• Short exercise
What you return should match every record exactly, with the images removed.

———

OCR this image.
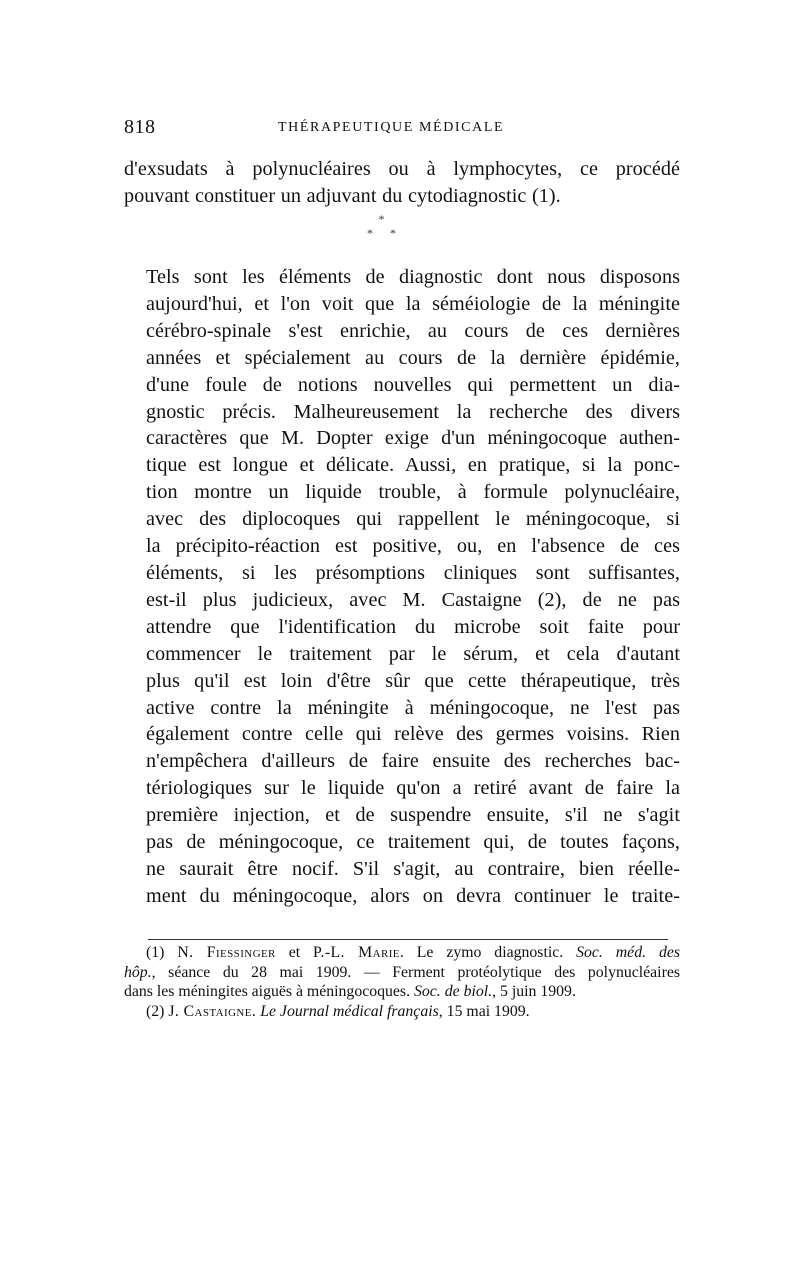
818	THÉRAPEUTIQUE MÉDICALE
d'exsudats à polynucléaires ou à lymphocytes, ce procédé
pouvant constituer un adjuvant du cytodiagnostic (1).
*
* *
Tels sont les éléments de diagnostic dont nous disposons
aujourd'hui, et l'on voit que la séméiologie de la méningite
cérébro-spinale s'est enrichie, au cours de ces dernières
années et spécialement au cours de la dernière épidémie,
d'une foule de notions nouvelles qui permettent un dia-
gnostic précis. Malheureusement la recherche des divers
caractères que M. Dopter exige d'un méningocoque authen-
tique est longue et délicate. Aussi, en pratique, si la ponc-
tion montre un liquide trouble, à formule polynucléaire,
avec des diplocoques qui rappellent le méningocoque, si
la précipito-réaction est positive, ou, en l'absence de ces
éléments, si les présomptions cliniques sont suffisantes,
est-il plus judicieux, avec M. Castaigne (2), de ne pas
attendre que l'identification du microbe soit faite pour
commencer le traitement par le sérum, et cela d'autant
plus qu'il est loin d'être sûr que cette thérapeutique, très
active contre la méningite à méningocoque, ne l'est pas
également contre celle qui relève des germes voisins. Rien
n'empêchera d'ailleurs de faire ensuite des recherches bac-
tériologiques sur le liquide qu'on a retiré avant de faire la
première injection, et de suspendre ensuite, s'il ne s'agit
pas de méningocoque, ce traitement qui, de toutes façons,
ne saurait être nocif. S'il s'agit, au contraire, bien réelle-
ment du méningocoque, alors on devra continuer le traite-
(1) N. Fiessinger et P.-L. Marie. Le zymo diagnostic. Soc. méd. des
hôp., séance du 28 mai 1909. — Ferment protéolytique des polynucléaires
dans les méningites aiguës à méningocoques. Soc. de biol., 5 juin 1909.
(2) J. Castaigne. Le Journal médical français, 15 mai 1909.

———

• Expected output
OCR this image.
818	THÉRAPEUTIQUE MÉDICALE
d'exsudats à polynucléaires ou à lymphocytes, ce procédé
pouvant constituer un adjuvant du cytodiagnostic (1).
*
* *
Tels sont les éléments de diagnostic dont nous disposons
aujourd'hui, et l'on voit que la séméiologie de la méningite
cérébro-spinale s'est enrichie, au cours de ces dernières
années et spécialement au cours de la dernière épidémie,
d'une foule de notions nouvelles qui permettent un dia-
gnostic précis. Malheureusement la recherche des divers
caractères que M. Dopter exige d'un méningocoque authen-
tique est longue et délicate. Aussi, en pratique, si la ponc-
tion montre un liquide trouble, à formule polynucléaire,
avec des diplocoques qui rappellent le méningocoque, si
la précipito-réaction est positive, ou, en l'absence de ces
éléments, si les présomptions cliniques sont suffisantes,
est-il plus judicieux, avec M. Castaigne (2), de ne pas
attendre que l'identification du microbe soit faite pour
commencer le traitement par le sérum, et cela d'autant
plus qu'il est loin d'être sûr que cette thérapeutique, très
active contre la méningite à méningocoque, ne l'est pas
également contre celle qui relève des germes voisins. Rien
n'empêchera d'ailleurs de faire ensuite des recherches bac-
tériologiques sur le liquide qu'on a retiré avant de faire la
première injection, et de suspendre ensuite, s'il ne s'agit
pas de méningocoque, ce traitement qui, de toutes façons,
ne saurait être nocif. S'il s'agit, au contraire, bien réelle-
ment du méningocoque, alors on devra continuer le traite-
(1) N. Fiessinger et P.-L. Marie. Le zymo diagnostic. Soc. méd. des
hôp., séance du 28 mai 1909. — Ferment protéolytique des polynucléaires
dans les méningites aiguës à méningocoques. Soc. de biol., 5 juin 1909.
(2) J. Castaigne. Le Journal médical français, 15 mai 1909.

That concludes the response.